§ Do this
Repeat the entire listing exactly as written.

[Structured figure records]
========================

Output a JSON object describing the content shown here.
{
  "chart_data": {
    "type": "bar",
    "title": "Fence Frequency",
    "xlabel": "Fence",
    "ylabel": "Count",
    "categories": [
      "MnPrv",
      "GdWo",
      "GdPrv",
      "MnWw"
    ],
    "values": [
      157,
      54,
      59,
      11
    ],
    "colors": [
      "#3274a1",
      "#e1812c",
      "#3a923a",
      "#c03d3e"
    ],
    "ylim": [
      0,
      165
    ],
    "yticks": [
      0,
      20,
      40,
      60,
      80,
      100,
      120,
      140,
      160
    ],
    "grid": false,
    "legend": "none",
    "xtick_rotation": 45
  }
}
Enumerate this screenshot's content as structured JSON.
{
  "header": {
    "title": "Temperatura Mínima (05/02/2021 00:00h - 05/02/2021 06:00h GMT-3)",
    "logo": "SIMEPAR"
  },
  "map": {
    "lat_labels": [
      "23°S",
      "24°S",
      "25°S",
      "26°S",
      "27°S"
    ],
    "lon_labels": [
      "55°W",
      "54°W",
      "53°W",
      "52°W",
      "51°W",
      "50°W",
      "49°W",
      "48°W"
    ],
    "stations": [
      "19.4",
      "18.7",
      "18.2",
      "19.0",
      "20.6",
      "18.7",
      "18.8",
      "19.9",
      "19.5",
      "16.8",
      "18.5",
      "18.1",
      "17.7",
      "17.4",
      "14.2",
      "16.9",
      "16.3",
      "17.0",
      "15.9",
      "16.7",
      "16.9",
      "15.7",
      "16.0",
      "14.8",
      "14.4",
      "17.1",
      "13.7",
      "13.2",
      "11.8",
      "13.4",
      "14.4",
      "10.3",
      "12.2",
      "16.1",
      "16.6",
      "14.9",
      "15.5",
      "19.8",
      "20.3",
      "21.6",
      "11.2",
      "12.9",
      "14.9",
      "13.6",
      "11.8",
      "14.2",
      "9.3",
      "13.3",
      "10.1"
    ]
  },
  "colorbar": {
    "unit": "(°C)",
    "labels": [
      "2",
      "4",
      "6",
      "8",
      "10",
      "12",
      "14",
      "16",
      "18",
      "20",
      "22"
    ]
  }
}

========================

§ Solution for this exercise
Output a JSON object describing the content shown here.
{
  "chart_data": {
    "type": "bar",
    "title": "Fence Frequency",
    "xlabel": "Fence",
    "ylabel": "Count",
    "categories": [
      "MnPrv",
      "GdWo",
      "GdPrv",
      "MnWw"
    ],
    "values": [
      157,
      54,
      59,
      11
    ],
    "colors": [
      "#3274a1",
      "#e1812c",
      "#3a923a",
      "#c03d3e"
    ],
    "ylim": [
      0,
      165
    ],
    "yticks": [
      0,
      20,
      40,
      60,
      80,
      100,
      120,
      140,
      160
    ],
    "grid": false,
    "legend": "none",
    "xtick_rotation": 45
  }
}
Enumerate this screenshot's content as structured JSON.
{
  "header": {
    "title": "Temperatura Mínima (05/02/2021 00:00h - 05/02/2021 06:00h GMT-3)",
    "logo": "SIMEPAR"
  },
  "map": {
    "lat_labels": [
      "23°S",
      "24°S",
      "25°S",
      "26°S",
      "27°S"
    ],
    "lon_labels": [
      "55°W",
      "54°W",
      "53°W",
      "52°W",
      "51°W",
      "50°W",
      "49°W",
      "48°W"
    ],
    "stations": [
      "19.4",
      "18.7",
      "18.2",
      "19.0",
      "20.6",
      "18.7",
      "18.8",
      "19.9",
      "19.5",
      "16.8",
      "18.5",
      "18.1",
      "17.7",
      "17.4",
      "14.2",
      "16.9",
      "16.3",
      "17.0",
      "15.9",
      "16.7",
      "16.9",
      "15.7",
      "16.0",
      "14.8",
      "14.4",
      "17.1",
      "13.7",
      "13.2",
      "11.8",
      "13.4",
      "14.4",
      "10.3",
      "12.2",
      "16.1",
      "16.6",
      "14.9",
      "15.5",
      "19.8",
      "20.3",
      "21.6",
      "11.2",
      "12.9",
      "14.9",
      "13.6",
      "11.8",
      "14.2",
      "9.3",
      "13.3",
      "10.1"
    ]
  },
  "colorbar": {
    "unit": "(°C)",
    "labels": [
      "2",
      "4",
      "6",
      "8",
      "10",
      "12",
      "14",
      "16",
      "18",
      "20",
      "22"
    ]
  }
}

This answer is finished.